Required work: What lines of the data hold the string "color"? Pull each one out.

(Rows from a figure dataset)
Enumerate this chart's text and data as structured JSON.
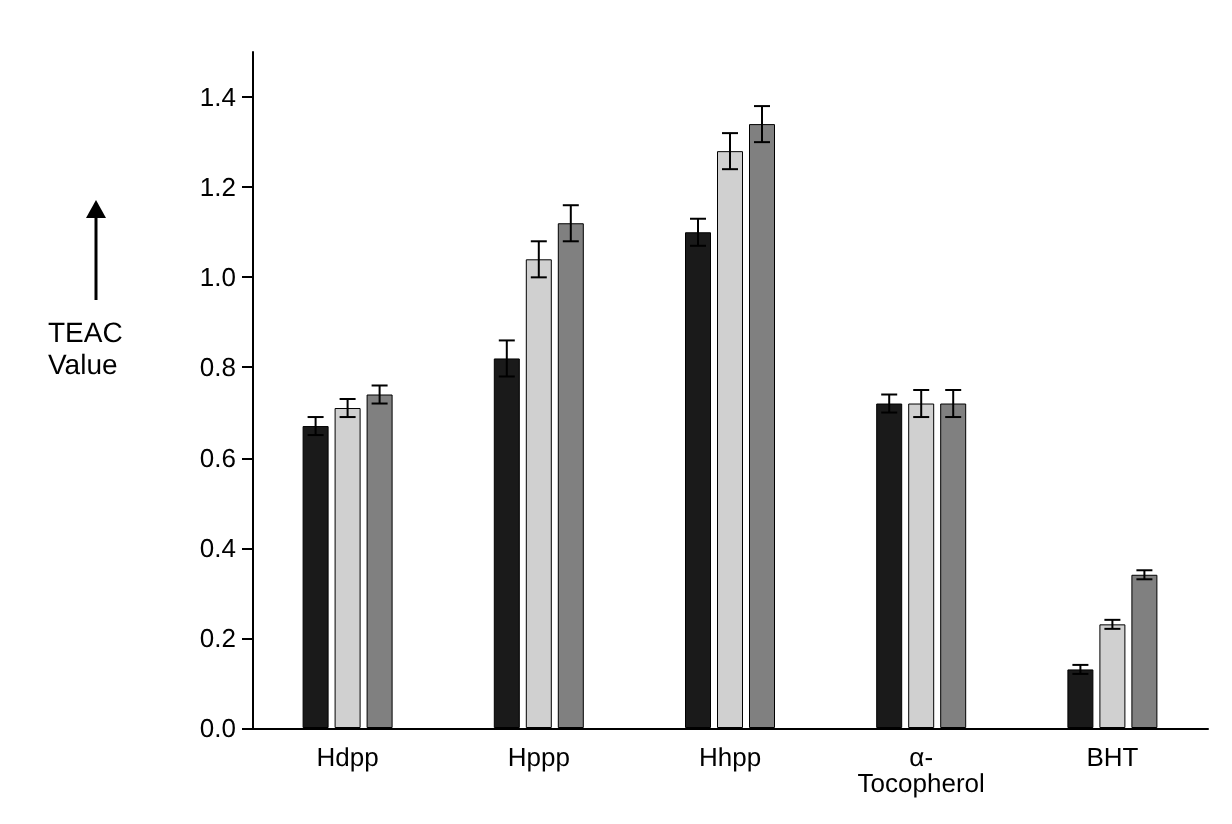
{
  "chart_data": {
    "type": "bar",
    "ylabel": "TEAC Value",
    "categories": [
      "Hdpp",
      "Hppp",
      "Hhpp",
      "α-\nTocopherol",
      "BHT"
    ],
    "series": [
      {
        "color": "#1a1a1a",
        "values": [
          0.67,
          0.82,
          1.1,
          0.72,
          0.13
        ],
        "errors": [
          0.02,
          0.04,
          0.03,
          0.02,
          0.01
        ]
      },
      {
        "color": "#d0d0d0",
        "values": [
          0.71,
          1.04,
          1.28,
          0.72,
          0.23
        ],
        "errors": [
          0.02,
          0.04,
          0.04,
          0.03,
          0.01
        ]
      },
      {
        "color": "#808080",
        "values": [
          0.74,
          1.12,
          1.34,
          0.72,
          0.34
        ],
        "errors": [
          0.02,
          0.04,
          0.04,
          0.03,
          0.01
        ]
      }
    ],
    "ylim": [
      0,
      1.5
    ],
    "yticks": [
      {
        "value": 0,
        "label": "0.0"
      },
      {
        "value": 0.2,
        "label": "0.2"
      },
      {
        "value": 0.4,
        "label": "0.4"
      },
      {
        "value": 0.6,
        "label": "0.6"
      },
      {
        "value": 0.8,
        "label": "0.8"
      },
      {
        "value": 1.0,
        "label": "1.0"
      },
      {
        "value": 1.2,
        "label": "1.2"
      },
      {
        "value": 1.4,
        "label": "1.4"
      }
    ],
    "grid": false
  }
}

Solution to the exercise:
        "color": "#1a1a1a",
        "color": "#d0d0d0",
        "color": "#808080",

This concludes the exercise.